### Work to complete
Filter this data down to the lines that hold "klemtoon", and copy them.

### Excerpted records

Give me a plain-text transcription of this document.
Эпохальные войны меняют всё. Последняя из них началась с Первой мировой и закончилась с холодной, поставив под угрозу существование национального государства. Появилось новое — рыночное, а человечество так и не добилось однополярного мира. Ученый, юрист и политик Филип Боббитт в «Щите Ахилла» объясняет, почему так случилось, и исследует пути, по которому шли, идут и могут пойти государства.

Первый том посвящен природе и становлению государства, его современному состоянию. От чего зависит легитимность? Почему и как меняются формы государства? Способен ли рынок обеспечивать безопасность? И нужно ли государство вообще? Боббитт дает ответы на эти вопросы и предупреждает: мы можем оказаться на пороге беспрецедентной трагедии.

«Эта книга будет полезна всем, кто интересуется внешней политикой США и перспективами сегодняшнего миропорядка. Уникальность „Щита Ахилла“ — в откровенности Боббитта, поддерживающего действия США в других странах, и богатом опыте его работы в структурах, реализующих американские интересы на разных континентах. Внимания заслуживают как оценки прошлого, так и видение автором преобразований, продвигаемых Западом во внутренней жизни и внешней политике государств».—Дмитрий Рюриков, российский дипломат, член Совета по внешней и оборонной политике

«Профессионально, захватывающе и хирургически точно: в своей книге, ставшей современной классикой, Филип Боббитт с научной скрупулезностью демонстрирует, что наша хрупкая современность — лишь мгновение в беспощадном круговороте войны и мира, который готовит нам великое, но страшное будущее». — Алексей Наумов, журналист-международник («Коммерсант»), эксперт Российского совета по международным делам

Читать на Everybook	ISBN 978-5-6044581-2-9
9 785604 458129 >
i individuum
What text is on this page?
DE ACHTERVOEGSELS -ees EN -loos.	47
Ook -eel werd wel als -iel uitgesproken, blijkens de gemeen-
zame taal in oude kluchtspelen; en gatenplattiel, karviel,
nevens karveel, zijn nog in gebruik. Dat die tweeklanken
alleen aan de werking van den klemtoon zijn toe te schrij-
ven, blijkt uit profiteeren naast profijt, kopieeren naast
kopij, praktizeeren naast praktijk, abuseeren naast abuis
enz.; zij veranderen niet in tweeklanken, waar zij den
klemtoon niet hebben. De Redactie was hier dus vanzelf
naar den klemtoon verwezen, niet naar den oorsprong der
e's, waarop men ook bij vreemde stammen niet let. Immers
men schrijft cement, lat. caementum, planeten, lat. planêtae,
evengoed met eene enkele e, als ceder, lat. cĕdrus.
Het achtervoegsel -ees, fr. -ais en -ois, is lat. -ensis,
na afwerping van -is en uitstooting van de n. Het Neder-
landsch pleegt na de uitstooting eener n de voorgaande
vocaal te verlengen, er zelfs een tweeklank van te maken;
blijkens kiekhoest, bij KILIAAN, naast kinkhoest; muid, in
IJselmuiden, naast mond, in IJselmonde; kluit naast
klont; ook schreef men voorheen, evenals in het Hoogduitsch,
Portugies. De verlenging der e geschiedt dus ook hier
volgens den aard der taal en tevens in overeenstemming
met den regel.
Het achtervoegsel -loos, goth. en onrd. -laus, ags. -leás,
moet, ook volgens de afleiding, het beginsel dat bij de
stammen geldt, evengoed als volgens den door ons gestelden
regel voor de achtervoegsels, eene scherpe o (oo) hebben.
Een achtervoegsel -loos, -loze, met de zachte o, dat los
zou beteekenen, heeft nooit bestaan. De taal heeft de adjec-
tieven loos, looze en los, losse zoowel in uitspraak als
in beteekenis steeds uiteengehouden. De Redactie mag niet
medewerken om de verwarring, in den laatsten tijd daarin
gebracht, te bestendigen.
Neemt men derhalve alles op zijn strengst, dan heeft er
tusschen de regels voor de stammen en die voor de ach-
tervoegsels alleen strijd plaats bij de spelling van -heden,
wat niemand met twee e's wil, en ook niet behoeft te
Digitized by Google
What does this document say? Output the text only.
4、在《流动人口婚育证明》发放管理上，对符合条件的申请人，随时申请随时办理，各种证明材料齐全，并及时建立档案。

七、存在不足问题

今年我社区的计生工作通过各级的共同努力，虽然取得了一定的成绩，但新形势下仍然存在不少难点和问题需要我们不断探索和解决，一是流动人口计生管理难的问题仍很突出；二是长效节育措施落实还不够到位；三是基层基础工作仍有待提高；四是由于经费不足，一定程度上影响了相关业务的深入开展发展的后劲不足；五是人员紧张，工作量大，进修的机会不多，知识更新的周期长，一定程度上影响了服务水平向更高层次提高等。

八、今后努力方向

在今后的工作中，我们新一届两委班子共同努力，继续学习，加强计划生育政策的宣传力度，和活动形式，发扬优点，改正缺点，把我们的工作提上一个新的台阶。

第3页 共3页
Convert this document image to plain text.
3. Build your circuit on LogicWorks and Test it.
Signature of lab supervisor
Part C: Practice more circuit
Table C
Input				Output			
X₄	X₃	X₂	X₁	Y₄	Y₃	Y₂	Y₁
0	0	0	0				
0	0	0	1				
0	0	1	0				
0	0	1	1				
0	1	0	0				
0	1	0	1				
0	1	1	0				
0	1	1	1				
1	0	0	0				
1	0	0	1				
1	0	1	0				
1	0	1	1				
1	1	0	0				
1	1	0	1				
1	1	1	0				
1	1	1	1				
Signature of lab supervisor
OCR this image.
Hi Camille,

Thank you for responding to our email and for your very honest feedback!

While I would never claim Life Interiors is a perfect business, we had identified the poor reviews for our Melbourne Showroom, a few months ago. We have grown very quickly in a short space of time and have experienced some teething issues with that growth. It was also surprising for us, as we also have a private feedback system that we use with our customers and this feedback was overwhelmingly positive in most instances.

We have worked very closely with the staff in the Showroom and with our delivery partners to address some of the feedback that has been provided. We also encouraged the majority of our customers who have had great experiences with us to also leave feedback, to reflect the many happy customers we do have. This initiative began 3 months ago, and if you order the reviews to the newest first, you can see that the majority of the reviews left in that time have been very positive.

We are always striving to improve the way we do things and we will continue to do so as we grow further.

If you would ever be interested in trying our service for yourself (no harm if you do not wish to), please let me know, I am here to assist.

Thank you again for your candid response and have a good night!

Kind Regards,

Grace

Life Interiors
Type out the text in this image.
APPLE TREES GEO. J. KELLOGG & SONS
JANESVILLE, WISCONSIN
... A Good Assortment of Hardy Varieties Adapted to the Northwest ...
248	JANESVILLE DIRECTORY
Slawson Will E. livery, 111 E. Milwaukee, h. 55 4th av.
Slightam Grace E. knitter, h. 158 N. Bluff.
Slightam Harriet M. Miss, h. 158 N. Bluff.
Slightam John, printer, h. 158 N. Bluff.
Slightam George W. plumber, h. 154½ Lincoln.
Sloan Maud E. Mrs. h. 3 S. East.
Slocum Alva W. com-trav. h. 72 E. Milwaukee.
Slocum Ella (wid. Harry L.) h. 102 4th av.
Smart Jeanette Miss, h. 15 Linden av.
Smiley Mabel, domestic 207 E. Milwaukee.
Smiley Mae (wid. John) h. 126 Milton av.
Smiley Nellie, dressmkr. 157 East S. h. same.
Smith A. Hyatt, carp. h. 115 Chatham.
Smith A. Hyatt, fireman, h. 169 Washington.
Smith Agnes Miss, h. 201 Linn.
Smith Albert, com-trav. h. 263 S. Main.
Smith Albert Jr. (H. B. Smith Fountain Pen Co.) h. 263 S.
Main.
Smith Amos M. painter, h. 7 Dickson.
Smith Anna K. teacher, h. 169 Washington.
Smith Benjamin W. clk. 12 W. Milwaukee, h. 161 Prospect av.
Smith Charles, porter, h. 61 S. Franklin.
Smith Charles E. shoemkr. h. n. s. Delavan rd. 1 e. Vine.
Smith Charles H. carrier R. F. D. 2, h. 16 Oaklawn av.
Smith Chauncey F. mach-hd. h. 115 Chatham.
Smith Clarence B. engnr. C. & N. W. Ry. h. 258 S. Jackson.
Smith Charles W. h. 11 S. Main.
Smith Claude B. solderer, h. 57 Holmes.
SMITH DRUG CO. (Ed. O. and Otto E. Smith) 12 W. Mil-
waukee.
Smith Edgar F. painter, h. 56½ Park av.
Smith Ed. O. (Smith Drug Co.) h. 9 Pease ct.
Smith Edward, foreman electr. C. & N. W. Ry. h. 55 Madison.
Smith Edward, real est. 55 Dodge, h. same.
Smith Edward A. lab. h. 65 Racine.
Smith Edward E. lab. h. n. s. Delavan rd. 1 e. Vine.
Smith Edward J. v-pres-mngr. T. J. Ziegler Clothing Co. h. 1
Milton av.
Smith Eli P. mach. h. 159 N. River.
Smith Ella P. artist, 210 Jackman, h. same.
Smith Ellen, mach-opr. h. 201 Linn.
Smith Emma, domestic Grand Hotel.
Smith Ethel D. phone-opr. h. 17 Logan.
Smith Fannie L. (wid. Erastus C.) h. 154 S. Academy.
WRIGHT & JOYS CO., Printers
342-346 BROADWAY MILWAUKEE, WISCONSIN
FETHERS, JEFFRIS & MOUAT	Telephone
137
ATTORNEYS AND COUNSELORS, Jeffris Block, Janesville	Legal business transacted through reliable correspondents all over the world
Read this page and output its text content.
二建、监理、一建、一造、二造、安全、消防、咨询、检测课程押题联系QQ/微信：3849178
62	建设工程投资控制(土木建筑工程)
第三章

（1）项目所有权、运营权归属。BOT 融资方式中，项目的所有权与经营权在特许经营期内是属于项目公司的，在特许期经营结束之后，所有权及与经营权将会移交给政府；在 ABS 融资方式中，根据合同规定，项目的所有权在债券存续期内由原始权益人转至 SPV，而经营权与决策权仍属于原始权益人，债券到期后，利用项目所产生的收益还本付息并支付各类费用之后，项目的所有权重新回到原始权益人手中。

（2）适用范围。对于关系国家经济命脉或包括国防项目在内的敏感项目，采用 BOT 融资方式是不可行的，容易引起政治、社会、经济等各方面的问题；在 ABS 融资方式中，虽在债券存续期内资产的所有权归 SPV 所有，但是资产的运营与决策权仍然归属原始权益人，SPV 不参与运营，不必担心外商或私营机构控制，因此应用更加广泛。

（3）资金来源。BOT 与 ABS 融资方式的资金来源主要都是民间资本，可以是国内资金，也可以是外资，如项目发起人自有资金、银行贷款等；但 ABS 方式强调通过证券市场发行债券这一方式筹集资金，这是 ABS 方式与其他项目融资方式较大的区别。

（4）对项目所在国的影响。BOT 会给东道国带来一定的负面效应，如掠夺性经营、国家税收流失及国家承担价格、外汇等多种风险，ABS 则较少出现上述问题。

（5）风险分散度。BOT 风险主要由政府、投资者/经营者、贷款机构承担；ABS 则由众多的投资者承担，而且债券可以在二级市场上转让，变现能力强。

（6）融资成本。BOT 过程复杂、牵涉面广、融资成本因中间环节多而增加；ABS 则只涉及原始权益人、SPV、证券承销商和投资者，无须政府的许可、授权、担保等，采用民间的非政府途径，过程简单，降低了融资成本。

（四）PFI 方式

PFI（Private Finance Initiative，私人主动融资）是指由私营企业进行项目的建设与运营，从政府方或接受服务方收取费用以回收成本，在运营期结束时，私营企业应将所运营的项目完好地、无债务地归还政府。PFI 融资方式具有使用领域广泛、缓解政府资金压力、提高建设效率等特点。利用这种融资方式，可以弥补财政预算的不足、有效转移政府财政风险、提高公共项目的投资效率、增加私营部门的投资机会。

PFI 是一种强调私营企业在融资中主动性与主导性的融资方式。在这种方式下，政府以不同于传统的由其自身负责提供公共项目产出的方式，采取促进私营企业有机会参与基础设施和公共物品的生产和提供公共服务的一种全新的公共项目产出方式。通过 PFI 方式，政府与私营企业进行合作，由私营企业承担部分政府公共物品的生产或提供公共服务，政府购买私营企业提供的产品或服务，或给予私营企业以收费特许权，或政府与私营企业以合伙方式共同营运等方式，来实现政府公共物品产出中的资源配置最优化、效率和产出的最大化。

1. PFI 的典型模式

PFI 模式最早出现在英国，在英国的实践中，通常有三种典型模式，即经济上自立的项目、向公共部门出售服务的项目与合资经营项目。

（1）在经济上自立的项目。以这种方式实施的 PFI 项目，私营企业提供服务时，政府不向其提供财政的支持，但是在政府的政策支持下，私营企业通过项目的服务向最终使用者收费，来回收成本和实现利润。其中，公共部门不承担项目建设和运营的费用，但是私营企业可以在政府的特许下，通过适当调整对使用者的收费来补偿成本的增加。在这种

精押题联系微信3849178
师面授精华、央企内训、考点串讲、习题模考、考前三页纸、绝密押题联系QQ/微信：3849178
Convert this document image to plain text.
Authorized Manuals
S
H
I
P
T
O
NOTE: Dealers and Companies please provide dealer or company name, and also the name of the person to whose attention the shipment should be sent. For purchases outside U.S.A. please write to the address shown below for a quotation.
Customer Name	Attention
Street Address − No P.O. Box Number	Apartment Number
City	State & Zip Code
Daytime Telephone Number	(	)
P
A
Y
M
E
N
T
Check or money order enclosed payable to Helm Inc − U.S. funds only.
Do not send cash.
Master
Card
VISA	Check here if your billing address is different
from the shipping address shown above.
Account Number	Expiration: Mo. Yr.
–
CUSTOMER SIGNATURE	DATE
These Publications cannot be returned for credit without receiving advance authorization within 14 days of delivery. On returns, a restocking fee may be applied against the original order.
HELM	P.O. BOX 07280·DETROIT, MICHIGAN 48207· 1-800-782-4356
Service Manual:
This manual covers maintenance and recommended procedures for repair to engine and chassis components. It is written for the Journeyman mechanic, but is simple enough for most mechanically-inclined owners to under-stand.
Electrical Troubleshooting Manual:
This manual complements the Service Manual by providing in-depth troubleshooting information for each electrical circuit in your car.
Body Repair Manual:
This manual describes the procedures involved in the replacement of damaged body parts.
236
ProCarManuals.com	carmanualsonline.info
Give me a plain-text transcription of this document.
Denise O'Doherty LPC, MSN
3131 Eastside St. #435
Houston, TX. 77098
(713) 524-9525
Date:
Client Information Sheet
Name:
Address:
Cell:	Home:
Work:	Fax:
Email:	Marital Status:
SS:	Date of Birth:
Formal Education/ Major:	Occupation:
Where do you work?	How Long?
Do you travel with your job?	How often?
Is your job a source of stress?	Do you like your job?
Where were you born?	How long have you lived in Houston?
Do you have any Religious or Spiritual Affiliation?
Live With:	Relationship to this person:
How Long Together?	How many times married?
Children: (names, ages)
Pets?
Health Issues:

### Output below
alleen aan de werking van den klemtoon zijn toe te schrij-
klemtoon niet hebben. De Redactie was hier dus vanzelf
naar den klemtoon verwezen, niet naar den oorsprong der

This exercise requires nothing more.